Each record is to be transcribed exactly.

[START OF Listing]

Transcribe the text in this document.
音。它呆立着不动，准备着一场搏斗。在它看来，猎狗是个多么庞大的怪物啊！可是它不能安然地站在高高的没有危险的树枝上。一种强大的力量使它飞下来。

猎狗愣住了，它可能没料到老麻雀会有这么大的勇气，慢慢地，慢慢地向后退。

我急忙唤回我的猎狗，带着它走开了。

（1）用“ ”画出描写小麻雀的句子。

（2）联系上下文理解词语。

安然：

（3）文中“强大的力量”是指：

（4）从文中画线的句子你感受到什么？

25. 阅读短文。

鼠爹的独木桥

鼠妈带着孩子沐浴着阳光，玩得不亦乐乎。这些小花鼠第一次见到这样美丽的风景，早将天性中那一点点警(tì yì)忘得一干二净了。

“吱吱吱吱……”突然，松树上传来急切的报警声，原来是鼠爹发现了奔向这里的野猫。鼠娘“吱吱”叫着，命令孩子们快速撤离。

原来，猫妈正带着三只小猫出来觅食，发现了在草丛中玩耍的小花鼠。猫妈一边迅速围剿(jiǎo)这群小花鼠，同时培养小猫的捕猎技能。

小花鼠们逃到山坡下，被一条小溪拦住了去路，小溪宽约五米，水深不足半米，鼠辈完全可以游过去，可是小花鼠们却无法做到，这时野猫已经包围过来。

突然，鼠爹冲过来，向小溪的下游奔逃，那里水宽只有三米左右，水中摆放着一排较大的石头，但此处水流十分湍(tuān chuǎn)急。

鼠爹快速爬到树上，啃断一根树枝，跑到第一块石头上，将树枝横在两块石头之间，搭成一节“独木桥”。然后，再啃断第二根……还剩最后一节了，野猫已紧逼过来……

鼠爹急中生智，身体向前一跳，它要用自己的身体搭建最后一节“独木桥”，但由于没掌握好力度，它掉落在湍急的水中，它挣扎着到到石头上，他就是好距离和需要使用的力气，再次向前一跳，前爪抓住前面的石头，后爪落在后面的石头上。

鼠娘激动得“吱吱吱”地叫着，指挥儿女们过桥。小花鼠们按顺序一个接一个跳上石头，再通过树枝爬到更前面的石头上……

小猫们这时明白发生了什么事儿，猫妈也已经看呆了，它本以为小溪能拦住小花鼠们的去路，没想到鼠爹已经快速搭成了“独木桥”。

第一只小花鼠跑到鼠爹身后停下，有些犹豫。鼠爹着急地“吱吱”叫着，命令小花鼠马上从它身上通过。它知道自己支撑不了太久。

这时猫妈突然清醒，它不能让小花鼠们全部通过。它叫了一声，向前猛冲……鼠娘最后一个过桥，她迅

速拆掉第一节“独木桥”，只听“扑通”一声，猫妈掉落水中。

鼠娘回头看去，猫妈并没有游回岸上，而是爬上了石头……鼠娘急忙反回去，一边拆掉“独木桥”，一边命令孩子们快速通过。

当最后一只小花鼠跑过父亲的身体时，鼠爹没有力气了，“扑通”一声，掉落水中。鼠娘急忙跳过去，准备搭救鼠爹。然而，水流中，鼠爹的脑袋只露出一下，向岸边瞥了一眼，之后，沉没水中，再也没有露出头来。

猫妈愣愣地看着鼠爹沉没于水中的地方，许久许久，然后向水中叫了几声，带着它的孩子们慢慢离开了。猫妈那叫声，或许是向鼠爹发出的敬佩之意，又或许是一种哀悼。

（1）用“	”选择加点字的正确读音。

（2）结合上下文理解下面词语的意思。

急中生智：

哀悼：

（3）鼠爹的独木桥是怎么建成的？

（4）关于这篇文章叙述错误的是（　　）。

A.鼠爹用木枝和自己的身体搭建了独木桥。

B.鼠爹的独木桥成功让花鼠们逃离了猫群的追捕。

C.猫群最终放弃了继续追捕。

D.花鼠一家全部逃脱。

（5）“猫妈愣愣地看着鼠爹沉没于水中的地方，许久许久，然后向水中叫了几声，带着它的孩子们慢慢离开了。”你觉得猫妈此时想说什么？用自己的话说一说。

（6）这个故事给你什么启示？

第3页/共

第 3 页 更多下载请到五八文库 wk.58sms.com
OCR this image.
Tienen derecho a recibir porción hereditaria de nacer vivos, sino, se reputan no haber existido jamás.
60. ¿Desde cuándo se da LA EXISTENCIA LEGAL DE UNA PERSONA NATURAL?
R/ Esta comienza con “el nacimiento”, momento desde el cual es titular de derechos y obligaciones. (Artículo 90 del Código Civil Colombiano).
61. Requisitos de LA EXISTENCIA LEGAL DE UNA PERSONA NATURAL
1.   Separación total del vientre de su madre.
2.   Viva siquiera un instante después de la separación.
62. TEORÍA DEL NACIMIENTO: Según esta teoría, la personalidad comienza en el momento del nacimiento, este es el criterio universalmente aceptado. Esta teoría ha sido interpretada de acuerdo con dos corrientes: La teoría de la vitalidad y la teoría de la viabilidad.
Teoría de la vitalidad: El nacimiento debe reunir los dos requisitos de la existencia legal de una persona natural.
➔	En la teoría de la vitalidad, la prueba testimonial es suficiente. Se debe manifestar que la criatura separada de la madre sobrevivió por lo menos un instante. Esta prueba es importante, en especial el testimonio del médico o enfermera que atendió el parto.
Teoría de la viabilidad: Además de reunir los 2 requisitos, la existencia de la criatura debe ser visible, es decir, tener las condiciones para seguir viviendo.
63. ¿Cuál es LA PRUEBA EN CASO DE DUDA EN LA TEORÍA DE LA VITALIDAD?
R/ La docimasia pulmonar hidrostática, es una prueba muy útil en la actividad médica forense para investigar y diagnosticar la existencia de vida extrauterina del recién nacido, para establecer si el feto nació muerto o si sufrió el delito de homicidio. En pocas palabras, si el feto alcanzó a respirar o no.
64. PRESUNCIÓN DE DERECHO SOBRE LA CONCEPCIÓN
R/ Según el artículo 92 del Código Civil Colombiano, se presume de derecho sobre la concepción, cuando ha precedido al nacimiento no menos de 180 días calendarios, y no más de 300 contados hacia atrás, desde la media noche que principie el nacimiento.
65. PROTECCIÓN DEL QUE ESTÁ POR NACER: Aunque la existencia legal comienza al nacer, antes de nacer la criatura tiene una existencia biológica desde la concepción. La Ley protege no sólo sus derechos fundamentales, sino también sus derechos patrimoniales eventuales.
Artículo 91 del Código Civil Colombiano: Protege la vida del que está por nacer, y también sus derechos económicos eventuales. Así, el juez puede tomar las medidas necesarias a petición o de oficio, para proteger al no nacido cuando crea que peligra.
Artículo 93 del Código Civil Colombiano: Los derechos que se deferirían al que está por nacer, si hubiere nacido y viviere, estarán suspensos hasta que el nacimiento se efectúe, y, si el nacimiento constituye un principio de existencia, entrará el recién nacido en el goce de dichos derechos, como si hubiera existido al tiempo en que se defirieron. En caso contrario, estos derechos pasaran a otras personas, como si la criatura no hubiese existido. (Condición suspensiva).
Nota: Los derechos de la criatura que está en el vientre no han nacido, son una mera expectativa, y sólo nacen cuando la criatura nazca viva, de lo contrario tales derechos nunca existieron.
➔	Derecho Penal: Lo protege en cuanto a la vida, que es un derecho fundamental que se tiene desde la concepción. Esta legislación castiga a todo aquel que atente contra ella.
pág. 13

[END OF Listing]

Response to the task ::
Transcribe the text in this document.
音。它呆立着不动，准备着一场搏斗。在它看来，猎狗是个多么庞大的怪物啊！可是它不能安然地站在高高的没有危险的树枝上。一种强大的力量使它飞下来。

猎狗愣住了，它可能没料到老麻雀会有这么大的勇气，慢慢地，慢慢地向后退。

我急忙唤回我的猎狗，带着它走开了。

（1）用“ ”画出描写小麻雀的句子。

（2）联系上下文理解词语。

安然：

（3）文中“强大的力量”是指：

（4）从文中画线的句子你感受到什么？

25. 阅读短文。

鼠爹的独木桥

鼠妈带着孩子沐浴着阳光，玩得不亦乐乎。这些小花鼠第一次见到这样美丽的风景，早将天性中那一点点警(tì yì)忘得一干二净了。

“吱吱吱吱……”突然，松树上传来急切的报警声，原来是鼠爹发现了奔向这里的野猫。鼠娘“吱吱”叫着，命令孩子们快速撤离。

原来，猫妈正带着三只小猫出来觅食，发现了在草丛中玩耍的小花鼠。猫妈一边迅速围剿(jiǎo)这群小花鼠，同时培养小猫的捕猎技能。

小花鼠们逃到山坡下，被一条小溪拦住了去路，小溪宽约五米，水深不足半米，鼠辈完全可以游过去，可是小花鼠们却无法做到，这时野猫已经包围过来。

突然，鼠爹冲过来，向小溪的下游奔逃，那里水宽只有三米左右，水中摆放着一排较大的石头，但此处水流十分湍(tuān chuǎn)急。

鼠爹快速爬到树上，啃断一根树枝，跑到第一块石头上，将树枝横在两块石头之间，搭成一节“独木桥”。然后，再啃断第二根……还剩最后一节了，野猫已紧逼过来……

鼠爹急中生智，身体向前一跳，它要用自己的身体搭建最后一节“独木桥”，但由于没掌握好力度，它掉落在湍急的水中，它挣扎着到到石头上，他就是好距离和需要使用的力气，再次向前一跳，前爪抓住前面的石头，后爪落在后面的石头上。

鼠娘激动得“吱吱吱”地叫着，指挥儿女们过桥。小花鼠们按顺序一个接一个跳上石头，再通过树枝爬到更前面的石头上……

小猫们这时明白发生了什么事儿，猫妈也已经看呆了，它本以为小溪能拦住小花鼠们的去路，没想到鼠爹已经快速搭成了“独木桥”。

第一只小花鼠跑到鼠爹身后停下，有些犹豫。鼠爹着急地“吱吱”叫着，命令小花鼠马上从它身上通过。它知道自己支撑不了太久。

这时猫妈突然清醒，它不能让小花鼠们全部通过。它叫了一声，向前猛冲……鼠娘最后一个过桥，她迅

速拆掉第一节“独木桥”，只听“扑通”一声，猫妈掉落水中。

鼠娘回头看去，猫妈并没有游回岸上，而是爬上了石头……鼠娘急忙反回去，一边拆掉“独木桥”，一边命令孩子们快速通过。

当最后一只小花鼠跑过父亲的身体时，鼠爹没有力气了，“扑通”一声，掉落水中。鼠娘急忙跳过去，准备搭救鼠爹。然而，水流中，鼠爹的脑袋只露出一下，向岸边瞥了一眼，之后，沉没水中，再也没有露出头来。

猫妈愣愣地看着鼠爹沉没于水中的地方，许久许久，然后向水中叫了几声，带着它的孩子们慢慢离开了。猫妈那叫声，或许是向鼠爹发出的敬佩之意，又或许是一种哀悼。

（1）用“	”选择加点字的正确读音。

（2）结合上下文理解下面词语的意思。

急中生智：

哀悼：

（3）鼠爹的独木桥是怎么建成的？

（4）关于这篇文章叙述错误的是（　　）。

A.鼠爹用木枝和自己的身体搭建了独木桥。

B.鼠爹的独木桥成功让花鼠们逃离了猫群的追捕。

C.猫群最终放弃了继续追捕。

D.花鼠一家全部逃脱。

（5）“猫妈愣愣地看着鼠爹沉没于水中的地方，许久许久，然后向水中叫了几声，带着它的孩子们慢慢离开了。”你觉得猫妈此时想说什么？用自己的话说一说。

（6）这个故事给你什么启示？

第3页/共

第 3 页 更多下载请到五八文库 wk.58sms.com
OCR this image.
Tienen derecho a recibir porción hereditaria de nacer vivos, sino, se reputan no haber existido jamás.
60. ¿Desde cuándo se da LA EXISTENCIA LEGAL DE UNA PERSONA NATURAL?
R/ Esta comienza con “el nacimiento”, momento desde el cual es titular de derechos y obligaciones. (Artículo 90 del Código Civil Colombiano).
61. Requisitos de LA EXISTENCIA LEGAL DE UNA PERSONA NATURAL
1.   Separación total del vientre de su madre.
2.   Viva siquiera un instante después de la separación.
62. TEORÍA DEL NACIMIENTO: Según esta teoría, la personalidad comienza en el momento del nacimiento, este es el criterio universalmente aceptado. Esta teoría ha sido interpretada de acuerdo con dos corrientes: La teoría de la vitalidad y la teoría de la viabilidad.
Teoría de la vitalidad: El nacimiento debe reunir los dos requisitos de la existencia legal de una persona natural.
➔	En la teoría de la vitalidad, la prueba testimonial es suficiente. Se debe manifestar que la criatura separada de la madre sobrevivió por lo menos un instante. Esta prueba es importante, en especial el testimonio del médico o enfermera que atendió el parto.
Teoría de la viabilidad: Además de reunir los 2 requisitos, la existencia de la criatura debe ser visible, es decir, tener las condiciones para seguir viviendo.
63. ¿Cuál es LA PRUEBA EN CASO DE DUDA EN LA TEORÍA DE LA VITALIDAD?
R/ La docimasia pulmonar hidrostática, es una prueba muy útil en la actividad médica forense para investigar y diagnosticar la existencia de vida extrauterina del recién nacido, para establecer si el feto nació muerto o si sufrió el delito de homicidio. En pocas palabras, si el feto alcanzó a respirar o no.
64. PRESUNCIÓN DE DERECHO SOBRE LA CONCEPCIÓN
R/ Según el artículo 92 del Código Civil Colombiano, se presume de derecho sobre la concepción, cuando ha precedido al nacimiento no menos de 180 días calendarios, y no más de 300 contados hacia atrás, desde la media noche que principie el nacimiento.
65. PROTECCIÓN DEL QUE ESTÁ POR NACER: Aunque la existencia legal comienza al nacer, antes de nacer la criatura tiene una existencia biológica desde la concepción. La Ley protege no sólo sus derechos fundamentales, sino también sus derechos patrimoniales eventuales.
Artículo 91 del Código Civil Colombiano: Protege la vida del que está por nacer, y también sus derechos económicos eventuales. Así, el juez puede tomar las medidas necesarias a petición o de oficio, para proteger al no nacido cuando crea que peligra.
Artículo 93 del Código Civil Colombiano: Los derechos que se deferirían al que está por nacer, si hubiere nacido y viviere, estarán suspensos hasta que el nacimiento se efectúe, y, si el nacimiento constituye un principio de existencia, entrará el recién nacido en el goce de dichos derechos, como si hubiera existido al tiempo en que se defirieron. En caso contrario, estos derechos pasaran a otras personas, como si la criatura no hubiese existido. (Condición suspensiva).
Nota: Los derechos de la criatura que está en el vientre no han nacido, son una mera expectativa, y sólo nacen cuando la criatura nazca viva, de lo contrario tales derechos nunca existieron.
➔	Derecho Penal: Lo protege en cuanto a la vida, que es un derecho fundamental que se tiene desde la concepción. Esta legislación castiga a todo aquel que atente contra ella.
pág. 13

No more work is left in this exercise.